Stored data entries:
:::::

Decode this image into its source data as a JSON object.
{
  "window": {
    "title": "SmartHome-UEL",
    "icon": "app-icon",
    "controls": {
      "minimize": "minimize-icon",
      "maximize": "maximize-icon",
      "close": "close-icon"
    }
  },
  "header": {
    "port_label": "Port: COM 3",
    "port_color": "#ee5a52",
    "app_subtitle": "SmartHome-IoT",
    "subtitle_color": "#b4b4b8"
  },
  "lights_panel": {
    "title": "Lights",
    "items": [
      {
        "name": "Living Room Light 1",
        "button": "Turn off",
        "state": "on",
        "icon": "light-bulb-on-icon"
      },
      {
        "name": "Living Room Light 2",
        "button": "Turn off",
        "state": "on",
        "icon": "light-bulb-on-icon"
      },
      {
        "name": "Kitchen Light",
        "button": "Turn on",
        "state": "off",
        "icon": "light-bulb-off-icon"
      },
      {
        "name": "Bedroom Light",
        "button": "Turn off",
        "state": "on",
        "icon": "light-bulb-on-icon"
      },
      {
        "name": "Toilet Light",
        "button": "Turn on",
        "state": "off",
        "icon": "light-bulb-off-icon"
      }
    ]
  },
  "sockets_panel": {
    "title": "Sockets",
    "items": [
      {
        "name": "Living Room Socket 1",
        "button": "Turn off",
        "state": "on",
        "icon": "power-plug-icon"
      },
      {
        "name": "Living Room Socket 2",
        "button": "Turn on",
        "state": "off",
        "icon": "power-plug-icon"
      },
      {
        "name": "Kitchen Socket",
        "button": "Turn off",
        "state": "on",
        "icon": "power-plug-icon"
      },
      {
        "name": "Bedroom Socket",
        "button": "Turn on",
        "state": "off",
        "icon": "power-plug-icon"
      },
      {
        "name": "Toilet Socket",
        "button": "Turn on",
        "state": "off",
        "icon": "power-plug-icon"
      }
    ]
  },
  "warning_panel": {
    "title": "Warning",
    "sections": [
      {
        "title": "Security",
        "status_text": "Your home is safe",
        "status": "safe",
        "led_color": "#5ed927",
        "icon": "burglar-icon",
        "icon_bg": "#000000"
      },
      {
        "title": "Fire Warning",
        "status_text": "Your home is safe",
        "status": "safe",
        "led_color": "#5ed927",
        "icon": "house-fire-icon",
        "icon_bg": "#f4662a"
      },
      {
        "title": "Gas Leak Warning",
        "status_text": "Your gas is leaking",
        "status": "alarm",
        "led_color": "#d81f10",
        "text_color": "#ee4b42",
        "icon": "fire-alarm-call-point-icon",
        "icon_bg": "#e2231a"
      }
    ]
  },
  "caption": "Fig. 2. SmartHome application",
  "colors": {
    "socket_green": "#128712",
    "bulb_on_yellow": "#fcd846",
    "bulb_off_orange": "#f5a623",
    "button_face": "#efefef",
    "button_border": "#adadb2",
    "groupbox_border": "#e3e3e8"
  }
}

:::::

TASK DIRECTIONS: Go through the material above line by line and copy it exactly.

RESULT OF THIS TASK:
Decode this image into its source data as a JSON object.
{
  "window": {
    "title": "SmartHome-UEL",
    "icon": "app-icon",
    "controls": {
      "minimize": "minimize-icon",
      "maximize": "maximize-icon",
      "close": "close-icon"
    }
  },
  "header": {
    "port_label": "Port: COM 3",
    "port_color": "#ee5a52",
    "app_subtitle": "SmartHome-IoT",
    "subtitle_color": "#b4b4b8"
  },
  "lights_panel": {
    "title": "Lights",
    "items": [
      {
        "name": "Living Room Light 1",
        "button": "Turn off",
        "state": "on",
        "icon": "light-bulb-on-icon"
      },
      {
        "name": "Living Room Light 2",
        "button": "Turn off",
        "state": "on",
        "icon": "light-bulb-on-icon"
      },
      {
        "name": "Kitchen Light",
        "button": "Turn on",
        "state": "off",
        "icon": "light-bulb-off-icon"
      },
      {
        "name": "Bedroom Light",
        "button": "Turn off",
        "state": "on",
        "icon": "light-bulb-on-icon"
      },
      {
        "name": "Toilet Light",
        "button": "Turn on",
        "state": "off",
        "icon": "light-bulb-off-icon"
      }
    ]
  },
  "sockets_panel": {
    "title": "Sockets",
    "items": [
      {
        "name": "Living Room Socket 1",
        "button": "Turn off",
        "state": "on",
        "icon": "power-plug-icon"
      },
      {
        "name": "Living Room Socket 2",
        "button": "Turn on",
        "state": "off",
        "icon": "power-plug-icon"
      },
      {
        "name": "Kitchen Socket",
        "button": "Turn off",
        "state": "on",
        "icon": "power-plug-icon"
      },
      {
        "name": "Bedroom Socket",
        "button": "Turn on",
        "state": "off",
        "icon": "power-plug-icon"
      },
      {
        "name": "Toilet Socket",
        "button": "Turn on",
        "state": "off",
        "icon": "power-plug-icon"
      }
    ]
  },
  "warning_panel": {
    "title": "Warning",
    "sections": [
      {
        "title": "Security",
        "status_text": "Your home is safe",
        "status": "safe",
        "led_color": "#5ed927",
        "icon": "burglar-icon",
        "icon_bg": "#000000"
      },
      {
        "title": "Fire Warning",
        "status_text": "Your home is safe",
        "status": "safe",
        "led_color": "#5ed927",
        "icon": "house-fire-icon",
        "icon_bg": "#f4662a"
      },
      {
        "title": "Gas Leak Warning",
        "status_text": "Your gas is leaking",
        "status": "alarm",
        "led_color": "#d81f10",
        "text_color": "#ee4b42",
        "icon": "fire-alarm-call-point-icon",
        "icon_bg": "#e2231a"
      }
    ]
  },
  "caption": "Fig. 2. SmartHome application",
  "colors": {
    "socket_green": "#128712",
    "bulb_on_yellow": "#fcd846",
    "bulb_off_orange": "#f5a623",
    "button_face": "#efefef",
    "button_border": "#adadb2",
    "groupbox_border": "#e3e3e8"
  }
}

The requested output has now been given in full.